Part of a data file
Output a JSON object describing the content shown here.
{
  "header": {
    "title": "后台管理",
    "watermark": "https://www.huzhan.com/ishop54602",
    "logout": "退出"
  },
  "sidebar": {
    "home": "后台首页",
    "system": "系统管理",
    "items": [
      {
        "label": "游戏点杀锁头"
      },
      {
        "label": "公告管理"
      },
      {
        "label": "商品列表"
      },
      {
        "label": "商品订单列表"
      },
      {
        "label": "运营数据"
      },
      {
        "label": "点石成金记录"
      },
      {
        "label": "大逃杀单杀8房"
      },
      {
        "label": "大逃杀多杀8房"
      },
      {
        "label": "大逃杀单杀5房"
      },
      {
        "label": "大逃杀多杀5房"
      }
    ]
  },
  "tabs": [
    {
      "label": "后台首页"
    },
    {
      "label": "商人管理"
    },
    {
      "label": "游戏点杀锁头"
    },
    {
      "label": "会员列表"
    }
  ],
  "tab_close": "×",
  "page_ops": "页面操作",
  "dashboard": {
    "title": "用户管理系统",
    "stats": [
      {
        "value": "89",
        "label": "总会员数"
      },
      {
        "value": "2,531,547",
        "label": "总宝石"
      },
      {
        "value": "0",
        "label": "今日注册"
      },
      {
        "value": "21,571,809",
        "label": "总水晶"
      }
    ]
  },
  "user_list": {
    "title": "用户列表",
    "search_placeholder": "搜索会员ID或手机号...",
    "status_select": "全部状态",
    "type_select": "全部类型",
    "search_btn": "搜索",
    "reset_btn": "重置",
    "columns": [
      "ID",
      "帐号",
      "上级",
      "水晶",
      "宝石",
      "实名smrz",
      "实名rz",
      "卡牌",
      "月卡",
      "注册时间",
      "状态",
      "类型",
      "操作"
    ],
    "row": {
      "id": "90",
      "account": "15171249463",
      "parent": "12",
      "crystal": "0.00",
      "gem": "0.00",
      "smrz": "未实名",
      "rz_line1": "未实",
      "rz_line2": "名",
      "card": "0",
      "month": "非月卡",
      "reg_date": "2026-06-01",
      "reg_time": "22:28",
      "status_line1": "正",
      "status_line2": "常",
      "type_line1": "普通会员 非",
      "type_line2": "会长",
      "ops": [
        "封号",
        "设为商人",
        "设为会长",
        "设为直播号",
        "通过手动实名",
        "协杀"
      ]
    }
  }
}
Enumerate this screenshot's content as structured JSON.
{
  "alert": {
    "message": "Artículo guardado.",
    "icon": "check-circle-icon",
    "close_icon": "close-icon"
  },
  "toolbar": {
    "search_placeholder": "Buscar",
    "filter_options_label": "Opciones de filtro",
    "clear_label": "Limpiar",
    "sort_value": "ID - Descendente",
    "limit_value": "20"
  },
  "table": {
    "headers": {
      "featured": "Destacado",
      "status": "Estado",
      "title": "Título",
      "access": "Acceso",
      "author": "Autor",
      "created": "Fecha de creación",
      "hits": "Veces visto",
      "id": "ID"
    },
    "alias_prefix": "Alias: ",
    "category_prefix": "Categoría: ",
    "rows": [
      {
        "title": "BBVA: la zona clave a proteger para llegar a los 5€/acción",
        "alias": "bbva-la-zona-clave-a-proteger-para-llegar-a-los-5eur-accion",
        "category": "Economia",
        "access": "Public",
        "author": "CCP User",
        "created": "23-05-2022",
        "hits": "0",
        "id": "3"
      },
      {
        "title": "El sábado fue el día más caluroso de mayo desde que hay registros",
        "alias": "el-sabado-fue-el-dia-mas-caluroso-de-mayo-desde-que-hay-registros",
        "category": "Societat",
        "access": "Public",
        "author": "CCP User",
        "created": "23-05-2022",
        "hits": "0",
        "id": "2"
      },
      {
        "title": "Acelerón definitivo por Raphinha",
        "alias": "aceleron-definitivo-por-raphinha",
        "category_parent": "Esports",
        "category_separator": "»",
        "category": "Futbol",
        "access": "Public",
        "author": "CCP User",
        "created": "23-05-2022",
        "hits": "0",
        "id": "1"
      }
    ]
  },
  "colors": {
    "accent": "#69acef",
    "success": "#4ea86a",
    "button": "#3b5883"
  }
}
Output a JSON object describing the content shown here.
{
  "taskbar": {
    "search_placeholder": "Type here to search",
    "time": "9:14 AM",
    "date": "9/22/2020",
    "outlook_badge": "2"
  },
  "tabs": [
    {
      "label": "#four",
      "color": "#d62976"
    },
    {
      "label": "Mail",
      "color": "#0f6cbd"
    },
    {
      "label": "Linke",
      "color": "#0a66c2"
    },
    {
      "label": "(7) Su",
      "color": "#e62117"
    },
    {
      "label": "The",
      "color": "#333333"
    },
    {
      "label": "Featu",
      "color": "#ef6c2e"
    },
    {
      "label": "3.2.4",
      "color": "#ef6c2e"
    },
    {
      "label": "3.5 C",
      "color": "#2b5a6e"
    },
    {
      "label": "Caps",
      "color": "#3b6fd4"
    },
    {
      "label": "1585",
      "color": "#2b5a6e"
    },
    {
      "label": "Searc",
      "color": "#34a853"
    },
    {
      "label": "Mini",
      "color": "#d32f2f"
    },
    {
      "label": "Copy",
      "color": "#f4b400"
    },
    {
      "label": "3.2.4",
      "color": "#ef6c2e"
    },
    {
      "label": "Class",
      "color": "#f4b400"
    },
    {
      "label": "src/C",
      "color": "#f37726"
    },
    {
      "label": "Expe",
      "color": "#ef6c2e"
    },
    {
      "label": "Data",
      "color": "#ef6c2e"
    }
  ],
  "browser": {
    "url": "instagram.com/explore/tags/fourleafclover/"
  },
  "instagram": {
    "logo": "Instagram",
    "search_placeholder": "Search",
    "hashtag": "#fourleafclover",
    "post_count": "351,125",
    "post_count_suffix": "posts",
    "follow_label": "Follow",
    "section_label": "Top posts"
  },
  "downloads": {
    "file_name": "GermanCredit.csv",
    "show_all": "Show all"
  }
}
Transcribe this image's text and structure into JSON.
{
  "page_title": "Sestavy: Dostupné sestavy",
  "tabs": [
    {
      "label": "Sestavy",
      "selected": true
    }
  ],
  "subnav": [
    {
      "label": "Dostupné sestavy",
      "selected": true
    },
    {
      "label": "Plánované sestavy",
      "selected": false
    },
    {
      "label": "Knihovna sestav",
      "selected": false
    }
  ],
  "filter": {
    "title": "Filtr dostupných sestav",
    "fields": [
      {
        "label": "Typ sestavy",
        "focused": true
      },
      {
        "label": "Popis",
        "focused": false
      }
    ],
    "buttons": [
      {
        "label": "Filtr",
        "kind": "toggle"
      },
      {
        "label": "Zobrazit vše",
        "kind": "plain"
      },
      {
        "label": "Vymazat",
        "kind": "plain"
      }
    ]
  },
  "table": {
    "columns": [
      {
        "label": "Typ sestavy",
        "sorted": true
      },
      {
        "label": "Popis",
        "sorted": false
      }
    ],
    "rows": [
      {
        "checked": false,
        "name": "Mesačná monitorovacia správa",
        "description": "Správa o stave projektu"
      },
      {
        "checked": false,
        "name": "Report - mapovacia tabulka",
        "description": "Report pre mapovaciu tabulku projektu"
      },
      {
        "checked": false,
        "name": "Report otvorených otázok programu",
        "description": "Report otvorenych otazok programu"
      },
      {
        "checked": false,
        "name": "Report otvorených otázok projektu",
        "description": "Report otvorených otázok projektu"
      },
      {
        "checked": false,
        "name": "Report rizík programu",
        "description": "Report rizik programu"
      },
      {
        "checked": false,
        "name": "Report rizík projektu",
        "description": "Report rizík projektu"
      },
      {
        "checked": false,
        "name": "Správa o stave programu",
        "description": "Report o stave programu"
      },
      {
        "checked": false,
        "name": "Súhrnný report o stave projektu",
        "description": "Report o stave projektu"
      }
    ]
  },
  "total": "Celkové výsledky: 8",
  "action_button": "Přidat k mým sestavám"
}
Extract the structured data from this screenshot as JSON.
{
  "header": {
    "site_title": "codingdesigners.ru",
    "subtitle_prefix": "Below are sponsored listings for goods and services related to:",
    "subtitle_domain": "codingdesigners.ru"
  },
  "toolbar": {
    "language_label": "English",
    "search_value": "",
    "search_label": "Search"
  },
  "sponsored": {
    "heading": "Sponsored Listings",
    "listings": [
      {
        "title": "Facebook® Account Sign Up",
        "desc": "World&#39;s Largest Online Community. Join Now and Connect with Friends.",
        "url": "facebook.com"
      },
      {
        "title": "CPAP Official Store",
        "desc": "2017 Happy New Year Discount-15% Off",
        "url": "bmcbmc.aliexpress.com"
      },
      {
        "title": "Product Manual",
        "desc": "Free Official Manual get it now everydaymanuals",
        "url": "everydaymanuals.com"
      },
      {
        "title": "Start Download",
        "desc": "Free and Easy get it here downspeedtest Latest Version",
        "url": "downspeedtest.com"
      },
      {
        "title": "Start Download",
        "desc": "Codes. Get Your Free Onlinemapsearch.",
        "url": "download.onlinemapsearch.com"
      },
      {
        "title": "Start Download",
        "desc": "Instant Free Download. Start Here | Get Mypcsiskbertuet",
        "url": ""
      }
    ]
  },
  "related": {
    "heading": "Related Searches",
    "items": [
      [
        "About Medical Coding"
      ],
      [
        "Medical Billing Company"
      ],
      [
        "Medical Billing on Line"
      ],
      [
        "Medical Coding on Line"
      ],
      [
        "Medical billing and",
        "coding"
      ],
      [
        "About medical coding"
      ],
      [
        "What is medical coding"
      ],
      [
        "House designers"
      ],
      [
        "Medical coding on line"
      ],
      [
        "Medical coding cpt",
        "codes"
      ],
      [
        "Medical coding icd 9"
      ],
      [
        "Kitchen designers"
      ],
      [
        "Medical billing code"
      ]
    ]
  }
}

Task goal
All lines of the data above that include the word "mayo" must be shown.

Complete response
        "title": "El sábado fue el día más caluroso de mayo desde que hay registros",
        "alias": "el-sabado-fue-el-dia-mas-caluroso-de-mayo-desde-que-hay-registros",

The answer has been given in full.